According to Kaspersky, a cybersecurity solutions company, the use of artificial intelligence (AI) in launching malicious attacks goes beyond prompts to write malware.

Cybercriminals are now harnessing AI to aid in Advanced Persistent Threats (APTs), which represent a more targeted and sophisticated form of online assault.

“Nowadays, APT actors combine sophisticated techniques to evade detection and stealthy methods to maintain persistence,” said Noushin Shabab, senior security researcher for Global Research and Analysis Team (GReAT) Asia Pacific at Kaspersky. “New AI developments can be of assistance to cybercriminals from reconnaissance stage to data exfiltration.”

AI in cybersecurity: Friend or foe?
Kaspersky uncovers new mobile APT campaign vs iOS devices

Shabab noted that there are currently at least 14 active APT groups operating in the Asia Pacific (APAC) region.

In addition to malware creation, AI can also analyze data from multiple sources to identify potential targets. Automation expedites the process of building the attack infrastructure, including the purchase of network resources, account creation, and compromising network infrastructure and accounts.

“Smart machines can even spot the weak entry points by assessing the company’s employee details, third-party relationships, and network architecture,” Shabab said.

AI can also aid cybercrminals in using spear phishing by crafting emails targeted towards a specific individual, organization, or business.

# Listed records
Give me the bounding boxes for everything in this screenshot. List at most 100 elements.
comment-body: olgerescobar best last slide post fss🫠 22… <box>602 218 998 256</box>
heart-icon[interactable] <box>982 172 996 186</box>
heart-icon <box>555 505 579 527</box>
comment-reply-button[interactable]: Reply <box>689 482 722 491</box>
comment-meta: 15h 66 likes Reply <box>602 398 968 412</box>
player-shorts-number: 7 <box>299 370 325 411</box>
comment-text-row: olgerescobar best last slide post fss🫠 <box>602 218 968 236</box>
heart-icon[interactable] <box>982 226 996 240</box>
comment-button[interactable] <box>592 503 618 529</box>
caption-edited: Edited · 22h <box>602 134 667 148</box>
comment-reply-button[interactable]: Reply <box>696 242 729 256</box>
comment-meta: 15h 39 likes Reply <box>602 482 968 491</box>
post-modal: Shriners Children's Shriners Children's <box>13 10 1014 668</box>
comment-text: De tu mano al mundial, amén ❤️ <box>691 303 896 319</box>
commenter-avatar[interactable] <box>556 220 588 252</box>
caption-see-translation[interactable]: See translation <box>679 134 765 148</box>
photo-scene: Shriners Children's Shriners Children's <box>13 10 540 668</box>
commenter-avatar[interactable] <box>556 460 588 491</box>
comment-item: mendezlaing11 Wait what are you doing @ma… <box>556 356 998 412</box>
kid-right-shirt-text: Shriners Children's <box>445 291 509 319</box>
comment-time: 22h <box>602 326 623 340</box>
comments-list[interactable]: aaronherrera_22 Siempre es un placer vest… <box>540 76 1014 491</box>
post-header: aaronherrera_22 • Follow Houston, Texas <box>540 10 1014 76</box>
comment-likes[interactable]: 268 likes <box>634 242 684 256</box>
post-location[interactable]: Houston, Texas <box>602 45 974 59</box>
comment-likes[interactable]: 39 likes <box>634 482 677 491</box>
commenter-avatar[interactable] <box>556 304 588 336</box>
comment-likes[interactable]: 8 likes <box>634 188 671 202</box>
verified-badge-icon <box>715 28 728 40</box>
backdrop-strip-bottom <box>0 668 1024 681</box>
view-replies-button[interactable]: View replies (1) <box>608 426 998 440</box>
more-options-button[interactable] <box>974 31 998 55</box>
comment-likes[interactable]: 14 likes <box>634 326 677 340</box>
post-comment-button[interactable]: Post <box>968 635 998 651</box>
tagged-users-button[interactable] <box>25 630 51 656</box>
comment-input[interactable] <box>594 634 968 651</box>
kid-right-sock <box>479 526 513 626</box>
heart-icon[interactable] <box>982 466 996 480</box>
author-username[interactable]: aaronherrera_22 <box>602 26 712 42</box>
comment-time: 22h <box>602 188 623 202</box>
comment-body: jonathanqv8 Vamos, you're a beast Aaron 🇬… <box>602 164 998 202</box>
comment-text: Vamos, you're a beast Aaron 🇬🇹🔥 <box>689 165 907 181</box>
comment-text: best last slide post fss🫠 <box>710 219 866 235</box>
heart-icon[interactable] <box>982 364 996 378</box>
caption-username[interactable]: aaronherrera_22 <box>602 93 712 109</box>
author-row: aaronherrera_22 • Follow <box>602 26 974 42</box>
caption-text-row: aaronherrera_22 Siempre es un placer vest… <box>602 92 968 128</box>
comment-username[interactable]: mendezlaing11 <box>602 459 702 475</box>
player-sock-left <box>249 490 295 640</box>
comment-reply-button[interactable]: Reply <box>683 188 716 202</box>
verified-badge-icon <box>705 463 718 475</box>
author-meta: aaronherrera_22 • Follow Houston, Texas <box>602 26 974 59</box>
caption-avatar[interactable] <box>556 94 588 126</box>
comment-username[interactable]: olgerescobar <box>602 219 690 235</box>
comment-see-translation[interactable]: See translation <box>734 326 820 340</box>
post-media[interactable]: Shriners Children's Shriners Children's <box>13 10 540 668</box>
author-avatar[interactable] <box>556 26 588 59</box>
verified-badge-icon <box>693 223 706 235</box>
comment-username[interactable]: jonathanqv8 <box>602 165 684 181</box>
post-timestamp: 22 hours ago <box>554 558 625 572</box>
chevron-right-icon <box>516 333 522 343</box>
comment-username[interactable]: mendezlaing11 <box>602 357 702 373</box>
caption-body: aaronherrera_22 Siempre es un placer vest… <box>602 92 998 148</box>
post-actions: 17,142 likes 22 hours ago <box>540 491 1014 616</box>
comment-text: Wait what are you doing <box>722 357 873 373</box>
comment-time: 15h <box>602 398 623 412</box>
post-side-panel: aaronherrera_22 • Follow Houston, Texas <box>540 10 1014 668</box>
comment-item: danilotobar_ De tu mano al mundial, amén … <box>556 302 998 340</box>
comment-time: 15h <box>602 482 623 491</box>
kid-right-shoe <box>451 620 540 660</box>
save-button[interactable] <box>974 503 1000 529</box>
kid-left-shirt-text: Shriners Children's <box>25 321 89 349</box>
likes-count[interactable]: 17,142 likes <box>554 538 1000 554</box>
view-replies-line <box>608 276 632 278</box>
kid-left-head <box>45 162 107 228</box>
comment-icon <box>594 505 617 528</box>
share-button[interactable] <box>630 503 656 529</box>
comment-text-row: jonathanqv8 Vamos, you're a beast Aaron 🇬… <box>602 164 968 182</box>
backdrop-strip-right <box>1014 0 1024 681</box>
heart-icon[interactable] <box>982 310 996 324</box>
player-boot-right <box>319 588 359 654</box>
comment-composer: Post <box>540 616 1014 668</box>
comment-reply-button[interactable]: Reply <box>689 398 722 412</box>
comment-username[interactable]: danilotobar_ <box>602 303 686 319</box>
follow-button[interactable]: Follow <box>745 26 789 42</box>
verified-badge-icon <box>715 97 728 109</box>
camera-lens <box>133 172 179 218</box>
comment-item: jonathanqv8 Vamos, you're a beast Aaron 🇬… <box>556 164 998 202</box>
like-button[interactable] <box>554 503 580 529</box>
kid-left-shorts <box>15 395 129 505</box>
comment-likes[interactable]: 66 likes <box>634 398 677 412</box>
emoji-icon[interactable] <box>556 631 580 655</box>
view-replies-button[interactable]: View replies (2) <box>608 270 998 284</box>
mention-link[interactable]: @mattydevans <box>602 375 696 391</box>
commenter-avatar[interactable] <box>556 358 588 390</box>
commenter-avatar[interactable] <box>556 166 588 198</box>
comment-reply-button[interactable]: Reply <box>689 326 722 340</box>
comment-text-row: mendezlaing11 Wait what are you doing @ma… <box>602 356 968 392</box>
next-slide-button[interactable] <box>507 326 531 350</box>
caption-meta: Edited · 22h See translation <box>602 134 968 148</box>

# Problem to work on
Decide whether each statement agrees with the article on AI in cyberattacks, answering yes or no and quoting the deciding words: 1. The article says AI use in attacks is limited to writing malware. 2. Shabab says at least 14 APT groups are active in the Asia Pacific region. 3. Shabab works on a Kaspersky research team for Europe.

# Result of the exercise
1. No: "goes beyond prompts to write malware."
2. Yes: "there are currently at least 14 active APT groups operating in the Asia Pacific (APAC) region."
3. No: "senior security researcher for Global Research and Analysis Team (GReAT) Asia Pacific at Kaspersky."